▶ **提示文**

───

Windows SharePoint Services のマスタ ページのカスタマイズ
Windows SharePoint Services のインストール時に、既定のマスタ ページがサイト内のすべてのページに適用されます。しかし、あるサイト用に独自のマスタ ページを用意して、その配下の各サイトに適用することもできます。
Windows SharePoint Services でマスタ ページをカスタマイズする方法には、次の 2 種類があります。
Windows SharePoint Services に付属の default.master ファイルを別名でコピーし、これに対して修正を施す方法。
Microsoft Office SharePoint Designer 2007 で default.master ページを編集する方法。マスタ ページの編集や表示のほか、コンテンツ ページを作成し、読み込み専用マスタである旨の印をつけたマスタ ページを適用した状態で表示することもできます。
マスタ ページのプレビュー機能は Office SharePoint Designer にしか組み込まれていません。

───

▶ **課題内容**
マスタ ページのカスタマイズに関する文章から、「Windows SharePoint Services のマスタ」を含む語句で始まり「に付属の default.master ファイルを別名でコピーし、これに対して修正を施す方法。」で終わる部分を、一字一句変えずに引用してください。 手がかりにするのは本文の記述だけです。

データセット項目:
───

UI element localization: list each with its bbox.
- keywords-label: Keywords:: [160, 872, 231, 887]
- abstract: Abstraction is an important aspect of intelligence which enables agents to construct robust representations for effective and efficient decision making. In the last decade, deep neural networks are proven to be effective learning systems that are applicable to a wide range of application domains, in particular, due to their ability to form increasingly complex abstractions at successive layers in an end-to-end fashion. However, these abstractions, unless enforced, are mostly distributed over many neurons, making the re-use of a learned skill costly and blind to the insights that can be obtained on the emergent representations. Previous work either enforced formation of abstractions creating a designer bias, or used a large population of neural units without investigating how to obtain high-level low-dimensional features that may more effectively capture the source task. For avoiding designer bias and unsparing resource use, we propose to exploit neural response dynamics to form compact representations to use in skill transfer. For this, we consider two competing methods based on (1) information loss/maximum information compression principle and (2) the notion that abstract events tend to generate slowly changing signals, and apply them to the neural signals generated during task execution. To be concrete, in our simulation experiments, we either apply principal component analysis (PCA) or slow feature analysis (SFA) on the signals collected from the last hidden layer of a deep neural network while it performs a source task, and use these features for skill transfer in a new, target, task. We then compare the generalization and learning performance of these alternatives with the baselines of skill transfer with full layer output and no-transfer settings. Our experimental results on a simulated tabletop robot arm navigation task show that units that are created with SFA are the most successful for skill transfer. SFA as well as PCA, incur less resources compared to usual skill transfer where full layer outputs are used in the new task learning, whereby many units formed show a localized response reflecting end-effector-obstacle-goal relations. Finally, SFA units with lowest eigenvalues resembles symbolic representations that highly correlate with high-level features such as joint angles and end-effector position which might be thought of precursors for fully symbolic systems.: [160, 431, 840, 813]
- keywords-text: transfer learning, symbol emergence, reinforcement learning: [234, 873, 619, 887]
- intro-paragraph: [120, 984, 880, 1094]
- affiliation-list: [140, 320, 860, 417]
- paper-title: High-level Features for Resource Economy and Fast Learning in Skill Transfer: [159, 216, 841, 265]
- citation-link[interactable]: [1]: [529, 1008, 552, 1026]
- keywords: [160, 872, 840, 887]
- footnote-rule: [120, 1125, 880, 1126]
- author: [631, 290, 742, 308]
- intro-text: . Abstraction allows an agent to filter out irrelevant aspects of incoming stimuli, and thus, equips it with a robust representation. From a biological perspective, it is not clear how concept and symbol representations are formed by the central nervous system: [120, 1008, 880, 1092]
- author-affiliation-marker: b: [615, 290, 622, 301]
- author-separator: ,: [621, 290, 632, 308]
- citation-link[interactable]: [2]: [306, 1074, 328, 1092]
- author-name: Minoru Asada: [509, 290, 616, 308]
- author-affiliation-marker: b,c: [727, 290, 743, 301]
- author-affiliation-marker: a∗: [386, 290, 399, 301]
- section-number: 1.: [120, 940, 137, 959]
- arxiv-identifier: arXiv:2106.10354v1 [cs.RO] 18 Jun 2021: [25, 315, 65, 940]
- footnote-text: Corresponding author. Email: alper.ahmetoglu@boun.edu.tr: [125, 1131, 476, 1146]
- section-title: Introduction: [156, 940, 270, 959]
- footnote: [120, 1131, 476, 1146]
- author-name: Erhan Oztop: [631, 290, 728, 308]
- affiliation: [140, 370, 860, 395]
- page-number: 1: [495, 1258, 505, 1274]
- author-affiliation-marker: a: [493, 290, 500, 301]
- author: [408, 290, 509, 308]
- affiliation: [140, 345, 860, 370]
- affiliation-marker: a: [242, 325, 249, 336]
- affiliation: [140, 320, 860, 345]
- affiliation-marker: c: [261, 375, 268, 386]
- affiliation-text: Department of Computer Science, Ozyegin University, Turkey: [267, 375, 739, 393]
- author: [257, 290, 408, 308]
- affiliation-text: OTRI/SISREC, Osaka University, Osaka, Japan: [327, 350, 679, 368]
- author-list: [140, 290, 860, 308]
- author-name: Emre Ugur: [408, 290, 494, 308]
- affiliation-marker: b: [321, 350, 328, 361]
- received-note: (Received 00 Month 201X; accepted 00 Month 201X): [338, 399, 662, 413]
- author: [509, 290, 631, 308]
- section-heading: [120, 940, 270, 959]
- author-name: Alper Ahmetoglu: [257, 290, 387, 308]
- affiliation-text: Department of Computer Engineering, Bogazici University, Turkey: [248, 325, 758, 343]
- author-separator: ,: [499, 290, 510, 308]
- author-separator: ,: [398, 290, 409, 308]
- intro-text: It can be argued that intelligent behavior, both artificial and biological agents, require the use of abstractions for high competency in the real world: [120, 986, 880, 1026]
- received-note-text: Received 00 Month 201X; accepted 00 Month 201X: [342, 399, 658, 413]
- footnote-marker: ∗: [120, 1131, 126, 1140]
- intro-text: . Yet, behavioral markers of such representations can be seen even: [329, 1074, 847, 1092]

───

▶ **解答**
Windows SharePoint Services のマスタ ページのカスタマイズ
Windows SharePoint Services のインストール時に、既定のマスタ ページがサイト内のすべてのページに適用されます。しかし、あるサイト用に独自のマスタ ページを用意して、その配下の各サイトに適用することもできます。
Windows SharePoint Services でマスタ ページをカスタマイズする方法には、次の 2 種類があります。
Windows SharePoint Services に付属の default.master ファイルを別名でコピーし、これに対して修正を施す方法。